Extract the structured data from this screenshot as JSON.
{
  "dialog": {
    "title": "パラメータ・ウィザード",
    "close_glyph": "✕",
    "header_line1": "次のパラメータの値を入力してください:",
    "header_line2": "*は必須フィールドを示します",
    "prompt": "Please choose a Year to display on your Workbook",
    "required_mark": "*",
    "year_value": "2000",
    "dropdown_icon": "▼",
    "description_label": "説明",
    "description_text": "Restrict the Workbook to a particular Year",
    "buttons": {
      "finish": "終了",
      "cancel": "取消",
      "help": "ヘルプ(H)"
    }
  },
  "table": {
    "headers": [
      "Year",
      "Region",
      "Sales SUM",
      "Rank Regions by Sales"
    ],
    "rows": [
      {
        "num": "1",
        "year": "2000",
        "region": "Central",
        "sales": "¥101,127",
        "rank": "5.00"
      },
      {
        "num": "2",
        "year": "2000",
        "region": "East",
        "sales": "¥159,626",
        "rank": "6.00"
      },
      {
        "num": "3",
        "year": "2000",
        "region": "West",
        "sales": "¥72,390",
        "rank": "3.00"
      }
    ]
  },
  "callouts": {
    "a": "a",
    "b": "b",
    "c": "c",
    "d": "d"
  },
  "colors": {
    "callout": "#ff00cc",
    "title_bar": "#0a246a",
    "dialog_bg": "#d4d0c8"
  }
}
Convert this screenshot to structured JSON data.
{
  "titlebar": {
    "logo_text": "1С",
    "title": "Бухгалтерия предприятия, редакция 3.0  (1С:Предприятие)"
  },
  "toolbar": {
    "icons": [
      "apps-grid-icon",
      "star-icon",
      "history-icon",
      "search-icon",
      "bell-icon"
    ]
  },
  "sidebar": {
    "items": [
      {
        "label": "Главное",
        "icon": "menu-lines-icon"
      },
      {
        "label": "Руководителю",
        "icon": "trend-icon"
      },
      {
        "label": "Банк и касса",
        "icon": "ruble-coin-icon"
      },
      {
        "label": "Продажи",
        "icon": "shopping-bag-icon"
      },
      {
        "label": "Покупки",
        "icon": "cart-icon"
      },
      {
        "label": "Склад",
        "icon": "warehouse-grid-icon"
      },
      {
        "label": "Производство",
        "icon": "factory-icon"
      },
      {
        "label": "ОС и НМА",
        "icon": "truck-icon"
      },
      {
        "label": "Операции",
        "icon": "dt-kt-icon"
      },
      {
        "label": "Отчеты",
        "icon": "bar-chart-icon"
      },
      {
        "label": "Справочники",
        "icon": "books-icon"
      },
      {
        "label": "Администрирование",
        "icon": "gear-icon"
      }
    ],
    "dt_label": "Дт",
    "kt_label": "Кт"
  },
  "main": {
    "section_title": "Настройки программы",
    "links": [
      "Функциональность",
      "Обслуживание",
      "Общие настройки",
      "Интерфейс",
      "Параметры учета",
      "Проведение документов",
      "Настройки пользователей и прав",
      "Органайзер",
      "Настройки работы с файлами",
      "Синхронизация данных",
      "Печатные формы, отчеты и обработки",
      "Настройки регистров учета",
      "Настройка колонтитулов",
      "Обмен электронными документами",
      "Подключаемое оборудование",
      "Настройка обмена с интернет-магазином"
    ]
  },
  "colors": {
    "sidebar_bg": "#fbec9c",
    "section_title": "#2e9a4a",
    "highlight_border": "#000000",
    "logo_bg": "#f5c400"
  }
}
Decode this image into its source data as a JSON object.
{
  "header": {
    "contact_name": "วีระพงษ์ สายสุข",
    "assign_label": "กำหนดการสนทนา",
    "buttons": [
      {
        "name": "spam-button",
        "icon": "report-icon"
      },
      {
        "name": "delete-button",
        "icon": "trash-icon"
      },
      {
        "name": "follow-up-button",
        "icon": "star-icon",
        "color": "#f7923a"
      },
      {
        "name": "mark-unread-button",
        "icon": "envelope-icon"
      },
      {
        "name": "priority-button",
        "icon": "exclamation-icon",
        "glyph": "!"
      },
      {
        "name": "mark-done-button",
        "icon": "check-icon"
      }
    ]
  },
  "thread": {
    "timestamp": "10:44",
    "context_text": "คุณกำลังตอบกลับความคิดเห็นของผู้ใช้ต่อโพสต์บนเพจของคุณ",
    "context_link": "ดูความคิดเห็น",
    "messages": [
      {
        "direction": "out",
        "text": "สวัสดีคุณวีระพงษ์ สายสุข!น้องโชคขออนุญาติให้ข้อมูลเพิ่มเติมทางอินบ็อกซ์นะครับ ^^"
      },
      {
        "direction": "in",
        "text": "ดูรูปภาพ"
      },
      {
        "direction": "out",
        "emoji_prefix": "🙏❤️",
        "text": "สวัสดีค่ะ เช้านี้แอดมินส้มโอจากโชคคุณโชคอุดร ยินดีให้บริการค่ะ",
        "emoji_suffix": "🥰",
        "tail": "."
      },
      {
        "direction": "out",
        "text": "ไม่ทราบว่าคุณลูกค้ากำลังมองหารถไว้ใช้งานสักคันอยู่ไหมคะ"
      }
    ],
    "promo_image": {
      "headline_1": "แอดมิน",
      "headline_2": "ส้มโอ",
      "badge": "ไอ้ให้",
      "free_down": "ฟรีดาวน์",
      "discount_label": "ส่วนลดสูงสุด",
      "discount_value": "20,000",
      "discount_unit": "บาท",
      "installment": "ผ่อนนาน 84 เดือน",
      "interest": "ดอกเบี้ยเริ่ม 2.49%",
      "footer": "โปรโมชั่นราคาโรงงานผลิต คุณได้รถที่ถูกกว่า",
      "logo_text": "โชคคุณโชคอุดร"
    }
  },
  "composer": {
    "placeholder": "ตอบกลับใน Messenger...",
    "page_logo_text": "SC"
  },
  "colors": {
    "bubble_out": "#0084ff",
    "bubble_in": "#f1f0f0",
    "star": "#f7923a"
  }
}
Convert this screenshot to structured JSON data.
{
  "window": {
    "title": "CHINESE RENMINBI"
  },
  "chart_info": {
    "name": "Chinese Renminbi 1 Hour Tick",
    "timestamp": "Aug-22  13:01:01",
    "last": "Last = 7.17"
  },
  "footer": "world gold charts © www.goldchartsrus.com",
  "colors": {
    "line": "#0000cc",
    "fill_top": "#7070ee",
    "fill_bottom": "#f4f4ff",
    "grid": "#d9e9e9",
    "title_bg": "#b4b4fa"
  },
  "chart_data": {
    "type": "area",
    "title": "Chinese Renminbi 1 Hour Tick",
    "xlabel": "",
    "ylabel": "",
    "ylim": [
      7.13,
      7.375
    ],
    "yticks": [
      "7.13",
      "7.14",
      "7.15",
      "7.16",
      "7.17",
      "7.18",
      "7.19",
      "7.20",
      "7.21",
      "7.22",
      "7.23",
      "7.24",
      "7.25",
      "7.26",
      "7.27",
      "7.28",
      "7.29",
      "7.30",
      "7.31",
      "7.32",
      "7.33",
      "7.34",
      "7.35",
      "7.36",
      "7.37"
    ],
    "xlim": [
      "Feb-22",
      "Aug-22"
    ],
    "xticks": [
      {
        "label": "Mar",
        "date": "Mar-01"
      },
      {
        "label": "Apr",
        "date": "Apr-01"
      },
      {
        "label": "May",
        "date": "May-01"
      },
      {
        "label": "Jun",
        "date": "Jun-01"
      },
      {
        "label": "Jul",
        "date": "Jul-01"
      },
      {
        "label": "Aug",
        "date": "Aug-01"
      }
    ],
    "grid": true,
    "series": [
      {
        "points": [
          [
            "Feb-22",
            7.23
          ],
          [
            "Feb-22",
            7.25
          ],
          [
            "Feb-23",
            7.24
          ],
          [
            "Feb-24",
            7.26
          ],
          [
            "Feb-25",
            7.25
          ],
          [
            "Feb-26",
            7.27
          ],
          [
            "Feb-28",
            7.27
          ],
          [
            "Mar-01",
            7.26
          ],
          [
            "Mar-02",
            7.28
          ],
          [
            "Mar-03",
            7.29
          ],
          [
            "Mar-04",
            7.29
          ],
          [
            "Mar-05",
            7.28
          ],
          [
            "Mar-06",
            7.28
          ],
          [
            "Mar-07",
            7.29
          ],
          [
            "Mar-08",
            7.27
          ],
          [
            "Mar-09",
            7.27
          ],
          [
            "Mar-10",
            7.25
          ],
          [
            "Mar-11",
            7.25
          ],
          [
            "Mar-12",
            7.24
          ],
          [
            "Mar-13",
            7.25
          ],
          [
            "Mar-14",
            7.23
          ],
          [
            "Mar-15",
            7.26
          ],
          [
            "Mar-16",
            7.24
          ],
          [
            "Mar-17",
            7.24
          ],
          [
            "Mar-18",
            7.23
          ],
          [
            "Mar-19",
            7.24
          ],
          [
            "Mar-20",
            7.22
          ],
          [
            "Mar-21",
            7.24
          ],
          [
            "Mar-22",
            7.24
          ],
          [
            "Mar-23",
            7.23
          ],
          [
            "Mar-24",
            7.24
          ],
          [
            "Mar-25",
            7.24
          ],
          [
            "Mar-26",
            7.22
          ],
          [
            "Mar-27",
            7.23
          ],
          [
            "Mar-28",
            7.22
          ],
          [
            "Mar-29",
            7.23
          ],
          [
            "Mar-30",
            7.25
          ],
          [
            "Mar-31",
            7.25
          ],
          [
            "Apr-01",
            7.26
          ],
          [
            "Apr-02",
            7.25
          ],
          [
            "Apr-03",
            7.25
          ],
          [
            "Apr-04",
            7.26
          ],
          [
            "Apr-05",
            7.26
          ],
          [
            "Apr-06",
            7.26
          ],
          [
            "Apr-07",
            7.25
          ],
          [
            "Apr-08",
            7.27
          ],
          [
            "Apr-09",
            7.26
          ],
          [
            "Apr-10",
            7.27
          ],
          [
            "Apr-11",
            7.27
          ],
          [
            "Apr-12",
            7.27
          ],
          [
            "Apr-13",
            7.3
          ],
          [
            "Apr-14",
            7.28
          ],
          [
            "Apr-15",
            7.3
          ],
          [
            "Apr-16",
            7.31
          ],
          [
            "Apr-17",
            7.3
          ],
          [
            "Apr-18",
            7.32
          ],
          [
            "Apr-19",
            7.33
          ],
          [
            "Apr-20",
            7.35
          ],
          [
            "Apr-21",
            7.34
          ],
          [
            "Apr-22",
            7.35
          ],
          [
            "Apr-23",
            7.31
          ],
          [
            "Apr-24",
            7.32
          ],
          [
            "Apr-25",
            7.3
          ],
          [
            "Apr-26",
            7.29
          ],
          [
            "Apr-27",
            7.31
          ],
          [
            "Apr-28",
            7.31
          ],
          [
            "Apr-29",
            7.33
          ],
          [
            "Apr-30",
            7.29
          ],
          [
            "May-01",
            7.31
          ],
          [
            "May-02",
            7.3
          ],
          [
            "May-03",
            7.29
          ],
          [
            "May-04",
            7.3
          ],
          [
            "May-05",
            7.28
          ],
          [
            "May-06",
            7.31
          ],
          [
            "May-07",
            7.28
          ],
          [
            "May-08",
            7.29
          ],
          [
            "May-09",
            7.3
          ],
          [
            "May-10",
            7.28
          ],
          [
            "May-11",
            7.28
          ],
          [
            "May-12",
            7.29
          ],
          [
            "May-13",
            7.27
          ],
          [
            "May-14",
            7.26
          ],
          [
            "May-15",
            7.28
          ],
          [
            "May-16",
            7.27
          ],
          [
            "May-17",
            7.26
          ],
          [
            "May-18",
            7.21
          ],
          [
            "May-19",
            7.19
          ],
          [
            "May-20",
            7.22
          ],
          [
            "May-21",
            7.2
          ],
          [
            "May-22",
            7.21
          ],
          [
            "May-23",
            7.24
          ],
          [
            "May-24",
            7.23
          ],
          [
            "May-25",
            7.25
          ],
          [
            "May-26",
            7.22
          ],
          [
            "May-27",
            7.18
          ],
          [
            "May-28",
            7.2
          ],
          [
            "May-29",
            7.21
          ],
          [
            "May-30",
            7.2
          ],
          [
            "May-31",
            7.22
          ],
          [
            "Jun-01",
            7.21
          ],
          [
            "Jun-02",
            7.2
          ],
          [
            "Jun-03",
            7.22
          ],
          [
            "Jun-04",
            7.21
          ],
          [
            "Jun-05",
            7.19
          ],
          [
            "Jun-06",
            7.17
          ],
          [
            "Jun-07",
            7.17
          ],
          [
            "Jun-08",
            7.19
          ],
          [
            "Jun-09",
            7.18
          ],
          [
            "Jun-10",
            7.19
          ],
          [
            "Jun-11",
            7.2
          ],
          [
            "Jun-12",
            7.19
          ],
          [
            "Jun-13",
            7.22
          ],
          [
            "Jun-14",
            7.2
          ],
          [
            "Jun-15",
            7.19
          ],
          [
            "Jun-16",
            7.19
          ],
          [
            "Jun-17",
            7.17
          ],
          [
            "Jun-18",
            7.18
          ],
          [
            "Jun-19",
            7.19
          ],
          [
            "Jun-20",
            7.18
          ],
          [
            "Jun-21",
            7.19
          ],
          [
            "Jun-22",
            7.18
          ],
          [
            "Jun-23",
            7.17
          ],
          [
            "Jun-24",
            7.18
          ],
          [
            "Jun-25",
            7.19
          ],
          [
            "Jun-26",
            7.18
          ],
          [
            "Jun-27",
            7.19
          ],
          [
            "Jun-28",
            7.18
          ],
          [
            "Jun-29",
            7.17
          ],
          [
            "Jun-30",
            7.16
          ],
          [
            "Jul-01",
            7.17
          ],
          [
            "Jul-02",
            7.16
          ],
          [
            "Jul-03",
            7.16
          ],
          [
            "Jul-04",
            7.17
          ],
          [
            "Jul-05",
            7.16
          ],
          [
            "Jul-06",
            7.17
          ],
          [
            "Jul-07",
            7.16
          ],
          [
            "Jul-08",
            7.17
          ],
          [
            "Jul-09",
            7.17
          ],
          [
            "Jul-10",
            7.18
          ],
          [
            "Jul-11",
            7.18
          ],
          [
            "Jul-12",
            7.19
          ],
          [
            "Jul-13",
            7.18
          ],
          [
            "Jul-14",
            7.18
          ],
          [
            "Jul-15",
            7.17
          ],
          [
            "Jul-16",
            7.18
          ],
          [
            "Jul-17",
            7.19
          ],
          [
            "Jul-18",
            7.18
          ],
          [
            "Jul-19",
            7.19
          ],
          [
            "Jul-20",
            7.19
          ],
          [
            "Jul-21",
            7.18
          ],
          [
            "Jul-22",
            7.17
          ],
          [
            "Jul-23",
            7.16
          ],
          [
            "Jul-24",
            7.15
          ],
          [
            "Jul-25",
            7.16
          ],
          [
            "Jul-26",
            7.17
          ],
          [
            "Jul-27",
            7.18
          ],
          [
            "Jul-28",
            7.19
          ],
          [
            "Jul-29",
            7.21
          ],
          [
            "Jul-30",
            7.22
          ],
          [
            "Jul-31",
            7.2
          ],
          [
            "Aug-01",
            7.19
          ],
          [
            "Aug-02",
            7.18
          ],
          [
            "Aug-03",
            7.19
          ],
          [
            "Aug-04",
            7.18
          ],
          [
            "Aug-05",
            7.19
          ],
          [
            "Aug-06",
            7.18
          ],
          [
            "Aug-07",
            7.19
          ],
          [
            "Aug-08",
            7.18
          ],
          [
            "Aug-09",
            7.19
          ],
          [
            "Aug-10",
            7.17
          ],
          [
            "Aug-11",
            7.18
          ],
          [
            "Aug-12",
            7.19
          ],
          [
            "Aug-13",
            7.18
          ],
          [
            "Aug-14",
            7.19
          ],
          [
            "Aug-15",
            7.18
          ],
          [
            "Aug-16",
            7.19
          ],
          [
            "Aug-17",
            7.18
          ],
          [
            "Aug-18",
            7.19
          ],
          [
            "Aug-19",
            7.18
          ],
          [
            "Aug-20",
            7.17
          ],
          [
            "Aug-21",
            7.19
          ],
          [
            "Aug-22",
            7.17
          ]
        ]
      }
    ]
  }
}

====================

GOAL: Copy each line of the listing that includes "timestamp".

TASK SOLUTION:
    "timestamp": "10:44",
    "timestamp": "Aug-22  13:01:01",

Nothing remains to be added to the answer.